> **Exercise materials**:
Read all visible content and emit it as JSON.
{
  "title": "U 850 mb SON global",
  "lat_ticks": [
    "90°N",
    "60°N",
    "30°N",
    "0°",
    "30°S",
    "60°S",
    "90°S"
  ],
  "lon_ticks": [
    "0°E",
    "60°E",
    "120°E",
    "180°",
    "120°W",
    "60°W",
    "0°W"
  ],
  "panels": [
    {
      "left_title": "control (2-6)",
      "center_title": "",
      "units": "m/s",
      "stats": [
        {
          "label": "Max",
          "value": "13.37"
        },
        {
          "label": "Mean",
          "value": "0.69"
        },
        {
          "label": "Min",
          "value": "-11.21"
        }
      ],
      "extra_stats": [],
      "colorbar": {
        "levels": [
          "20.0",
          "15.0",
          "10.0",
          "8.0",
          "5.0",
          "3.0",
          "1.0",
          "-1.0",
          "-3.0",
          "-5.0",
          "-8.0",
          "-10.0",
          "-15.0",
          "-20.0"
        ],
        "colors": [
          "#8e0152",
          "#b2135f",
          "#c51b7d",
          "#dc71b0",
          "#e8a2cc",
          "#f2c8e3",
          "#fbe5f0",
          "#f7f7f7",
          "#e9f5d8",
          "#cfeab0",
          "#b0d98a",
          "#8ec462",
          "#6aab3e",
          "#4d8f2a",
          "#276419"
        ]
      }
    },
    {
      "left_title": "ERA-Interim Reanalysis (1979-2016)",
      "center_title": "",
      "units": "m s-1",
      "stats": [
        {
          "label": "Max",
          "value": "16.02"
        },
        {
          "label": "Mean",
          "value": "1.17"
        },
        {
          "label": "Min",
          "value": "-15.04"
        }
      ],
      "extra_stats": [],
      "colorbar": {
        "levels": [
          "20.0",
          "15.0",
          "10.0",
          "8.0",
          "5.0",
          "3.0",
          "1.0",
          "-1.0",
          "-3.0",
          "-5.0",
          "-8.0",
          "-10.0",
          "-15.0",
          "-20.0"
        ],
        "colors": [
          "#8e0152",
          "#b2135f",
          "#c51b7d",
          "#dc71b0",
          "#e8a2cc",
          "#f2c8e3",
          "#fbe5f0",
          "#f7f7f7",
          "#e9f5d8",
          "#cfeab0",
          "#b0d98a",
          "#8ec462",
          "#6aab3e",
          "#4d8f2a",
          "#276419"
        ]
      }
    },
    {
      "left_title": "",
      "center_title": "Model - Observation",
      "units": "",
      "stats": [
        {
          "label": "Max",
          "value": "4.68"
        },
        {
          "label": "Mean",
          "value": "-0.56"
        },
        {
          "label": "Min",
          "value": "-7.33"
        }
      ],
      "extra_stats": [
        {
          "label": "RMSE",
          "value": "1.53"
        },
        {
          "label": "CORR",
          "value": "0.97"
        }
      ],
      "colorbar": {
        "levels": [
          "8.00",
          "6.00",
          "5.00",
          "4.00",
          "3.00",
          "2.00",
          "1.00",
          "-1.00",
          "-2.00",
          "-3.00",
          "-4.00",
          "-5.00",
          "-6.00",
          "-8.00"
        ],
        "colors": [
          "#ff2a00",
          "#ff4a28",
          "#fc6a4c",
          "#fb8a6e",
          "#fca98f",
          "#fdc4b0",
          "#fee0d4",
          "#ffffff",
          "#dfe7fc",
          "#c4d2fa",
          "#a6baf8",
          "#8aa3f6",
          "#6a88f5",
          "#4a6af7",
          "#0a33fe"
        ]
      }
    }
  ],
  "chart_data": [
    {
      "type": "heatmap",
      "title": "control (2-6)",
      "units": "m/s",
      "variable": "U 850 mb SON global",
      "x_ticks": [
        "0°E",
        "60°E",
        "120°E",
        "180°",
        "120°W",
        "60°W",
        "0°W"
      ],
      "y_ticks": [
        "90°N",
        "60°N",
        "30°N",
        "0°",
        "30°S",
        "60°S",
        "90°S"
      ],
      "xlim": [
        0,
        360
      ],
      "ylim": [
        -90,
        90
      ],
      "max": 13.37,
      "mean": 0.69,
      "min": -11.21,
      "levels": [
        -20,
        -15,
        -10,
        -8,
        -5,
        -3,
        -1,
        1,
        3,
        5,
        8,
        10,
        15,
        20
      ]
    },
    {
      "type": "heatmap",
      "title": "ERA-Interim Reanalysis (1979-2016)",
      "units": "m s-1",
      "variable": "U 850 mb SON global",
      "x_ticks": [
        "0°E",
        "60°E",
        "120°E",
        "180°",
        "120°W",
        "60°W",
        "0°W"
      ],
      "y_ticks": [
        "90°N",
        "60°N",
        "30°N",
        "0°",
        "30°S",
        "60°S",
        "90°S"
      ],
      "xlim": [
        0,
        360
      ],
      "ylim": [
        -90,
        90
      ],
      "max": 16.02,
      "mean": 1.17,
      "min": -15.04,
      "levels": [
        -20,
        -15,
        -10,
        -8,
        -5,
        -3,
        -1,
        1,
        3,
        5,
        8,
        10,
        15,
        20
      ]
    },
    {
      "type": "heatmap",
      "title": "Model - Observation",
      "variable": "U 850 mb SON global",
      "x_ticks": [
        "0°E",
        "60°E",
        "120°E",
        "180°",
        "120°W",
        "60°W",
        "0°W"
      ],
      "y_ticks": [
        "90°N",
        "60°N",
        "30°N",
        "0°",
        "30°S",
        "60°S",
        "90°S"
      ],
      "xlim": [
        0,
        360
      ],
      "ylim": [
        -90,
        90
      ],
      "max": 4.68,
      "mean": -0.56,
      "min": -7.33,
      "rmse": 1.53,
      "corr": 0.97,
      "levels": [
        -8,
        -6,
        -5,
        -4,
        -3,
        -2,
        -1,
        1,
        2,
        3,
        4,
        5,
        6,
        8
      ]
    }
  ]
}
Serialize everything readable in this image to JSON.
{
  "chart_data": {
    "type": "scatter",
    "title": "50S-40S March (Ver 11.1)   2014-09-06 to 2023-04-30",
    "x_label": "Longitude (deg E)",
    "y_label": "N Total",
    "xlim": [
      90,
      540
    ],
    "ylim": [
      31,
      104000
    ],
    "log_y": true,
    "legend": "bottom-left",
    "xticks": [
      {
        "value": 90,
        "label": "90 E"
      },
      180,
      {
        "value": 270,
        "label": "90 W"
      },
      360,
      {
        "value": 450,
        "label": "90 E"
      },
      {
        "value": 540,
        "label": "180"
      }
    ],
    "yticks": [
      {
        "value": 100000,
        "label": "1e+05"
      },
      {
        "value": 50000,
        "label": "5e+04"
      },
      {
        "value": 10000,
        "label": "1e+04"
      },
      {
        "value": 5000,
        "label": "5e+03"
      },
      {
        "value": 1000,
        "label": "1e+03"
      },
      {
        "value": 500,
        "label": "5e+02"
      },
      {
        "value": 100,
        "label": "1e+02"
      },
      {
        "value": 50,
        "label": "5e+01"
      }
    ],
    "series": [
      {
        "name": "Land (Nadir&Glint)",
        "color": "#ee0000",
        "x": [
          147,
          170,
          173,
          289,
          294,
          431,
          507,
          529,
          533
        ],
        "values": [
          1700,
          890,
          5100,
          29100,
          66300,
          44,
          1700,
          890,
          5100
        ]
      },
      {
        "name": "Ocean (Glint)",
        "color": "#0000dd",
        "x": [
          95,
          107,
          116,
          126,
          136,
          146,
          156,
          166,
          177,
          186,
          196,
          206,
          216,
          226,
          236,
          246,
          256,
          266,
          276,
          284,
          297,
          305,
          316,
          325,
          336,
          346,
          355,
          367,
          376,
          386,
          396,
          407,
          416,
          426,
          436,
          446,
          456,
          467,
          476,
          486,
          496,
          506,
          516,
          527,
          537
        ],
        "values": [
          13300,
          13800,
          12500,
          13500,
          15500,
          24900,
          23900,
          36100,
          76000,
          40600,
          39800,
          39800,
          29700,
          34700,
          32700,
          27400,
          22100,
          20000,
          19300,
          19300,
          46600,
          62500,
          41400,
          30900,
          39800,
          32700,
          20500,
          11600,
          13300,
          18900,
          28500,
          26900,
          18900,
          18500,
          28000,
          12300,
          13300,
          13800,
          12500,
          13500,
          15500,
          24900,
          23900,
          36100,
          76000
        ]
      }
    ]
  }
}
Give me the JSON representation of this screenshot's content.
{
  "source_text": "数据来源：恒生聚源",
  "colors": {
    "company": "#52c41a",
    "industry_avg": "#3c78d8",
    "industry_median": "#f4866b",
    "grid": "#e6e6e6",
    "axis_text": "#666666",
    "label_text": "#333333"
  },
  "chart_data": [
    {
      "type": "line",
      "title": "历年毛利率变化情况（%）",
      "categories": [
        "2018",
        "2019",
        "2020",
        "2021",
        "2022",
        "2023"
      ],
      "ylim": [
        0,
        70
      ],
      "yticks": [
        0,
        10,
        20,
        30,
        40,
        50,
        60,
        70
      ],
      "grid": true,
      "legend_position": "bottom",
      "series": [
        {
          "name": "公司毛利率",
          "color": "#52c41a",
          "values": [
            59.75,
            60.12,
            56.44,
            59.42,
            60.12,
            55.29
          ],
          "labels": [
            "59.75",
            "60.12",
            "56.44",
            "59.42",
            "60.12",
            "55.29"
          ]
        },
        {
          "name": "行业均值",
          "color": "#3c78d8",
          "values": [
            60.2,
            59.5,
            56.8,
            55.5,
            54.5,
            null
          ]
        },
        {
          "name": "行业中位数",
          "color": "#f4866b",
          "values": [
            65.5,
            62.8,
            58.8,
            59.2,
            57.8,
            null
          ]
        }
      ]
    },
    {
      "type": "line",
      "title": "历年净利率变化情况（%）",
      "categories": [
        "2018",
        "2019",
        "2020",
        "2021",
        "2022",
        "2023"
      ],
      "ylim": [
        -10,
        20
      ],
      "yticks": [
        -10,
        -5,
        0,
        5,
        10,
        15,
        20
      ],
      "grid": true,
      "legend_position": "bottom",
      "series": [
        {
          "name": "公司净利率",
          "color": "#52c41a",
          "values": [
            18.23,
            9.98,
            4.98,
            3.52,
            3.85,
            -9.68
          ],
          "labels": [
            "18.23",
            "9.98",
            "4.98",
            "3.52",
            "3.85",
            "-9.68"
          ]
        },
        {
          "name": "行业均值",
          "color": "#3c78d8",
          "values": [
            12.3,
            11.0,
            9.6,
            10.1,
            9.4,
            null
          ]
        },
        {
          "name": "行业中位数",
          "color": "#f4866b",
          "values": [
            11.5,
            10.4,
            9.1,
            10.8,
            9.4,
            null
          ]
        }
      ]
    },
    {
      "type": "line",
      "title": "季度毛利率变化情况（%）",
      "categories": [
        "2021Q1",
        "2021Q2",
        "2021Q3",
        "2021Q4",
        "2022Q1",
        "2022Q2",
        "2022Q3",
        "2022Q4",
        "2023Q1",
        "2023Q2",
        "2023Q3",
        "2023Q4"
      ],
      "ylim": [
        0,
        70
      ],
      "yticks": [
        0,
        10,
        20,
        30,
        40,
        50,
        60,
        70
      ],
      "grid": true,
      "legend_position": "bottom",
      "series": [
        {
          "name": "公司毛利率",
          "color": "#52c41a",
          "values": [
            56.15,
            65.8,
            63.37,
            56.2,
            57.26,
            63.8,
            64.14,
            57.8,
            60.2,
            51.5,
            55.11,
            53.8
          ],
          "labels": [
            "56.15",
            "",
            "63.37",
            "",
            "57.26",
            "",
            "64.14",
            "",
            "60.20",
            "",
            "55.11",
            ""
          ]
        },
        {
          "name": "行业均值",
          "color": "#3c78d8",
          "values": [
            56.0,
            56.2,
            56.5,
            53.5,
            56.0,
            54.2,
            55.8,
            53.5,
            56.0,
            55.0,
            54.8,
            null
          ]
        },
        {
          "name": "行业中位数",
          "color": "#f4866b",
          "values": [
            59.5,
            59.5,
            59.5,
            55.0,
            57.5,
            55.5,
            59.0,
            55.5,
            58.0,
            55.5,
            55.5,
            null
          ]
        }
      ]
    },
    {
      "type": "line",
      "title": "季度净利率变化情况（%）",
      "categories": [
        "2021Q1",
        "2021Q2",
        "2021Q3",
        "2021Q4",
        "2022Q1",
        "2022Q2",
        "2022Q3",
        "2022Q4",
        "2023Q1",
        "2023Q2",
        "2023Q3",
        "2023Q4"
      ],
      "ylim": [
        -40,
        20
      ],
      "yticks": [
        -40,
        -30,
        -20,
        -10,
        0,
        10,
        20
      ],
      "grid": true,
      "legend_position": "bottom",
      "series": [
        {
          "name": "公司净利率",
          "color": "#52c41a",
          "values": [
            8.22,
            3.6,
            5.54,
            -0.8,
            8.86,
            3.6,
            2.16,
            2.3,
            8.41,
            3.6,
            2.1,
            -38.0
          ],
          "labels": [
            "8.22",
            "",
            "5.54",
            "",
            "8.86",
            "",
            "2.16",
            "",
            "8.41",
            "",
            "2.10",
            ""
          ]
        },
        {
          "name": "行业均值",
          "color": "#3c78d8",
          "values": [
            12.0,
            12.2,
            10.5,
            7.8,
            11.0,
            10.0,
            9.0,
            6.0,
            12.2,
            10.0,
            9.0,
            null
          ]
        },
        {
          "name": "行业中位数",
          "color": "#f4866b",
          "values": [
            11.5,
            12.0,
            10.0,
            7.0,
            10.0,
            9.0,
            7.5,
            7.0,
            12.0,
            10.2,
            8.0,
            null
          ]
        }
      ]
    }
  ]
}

> **Do this**: Copy out each line that contains the word "Model".

> **Expected answer**:
      "center_title": "Model - Observation",
      "title": "Model - Observation",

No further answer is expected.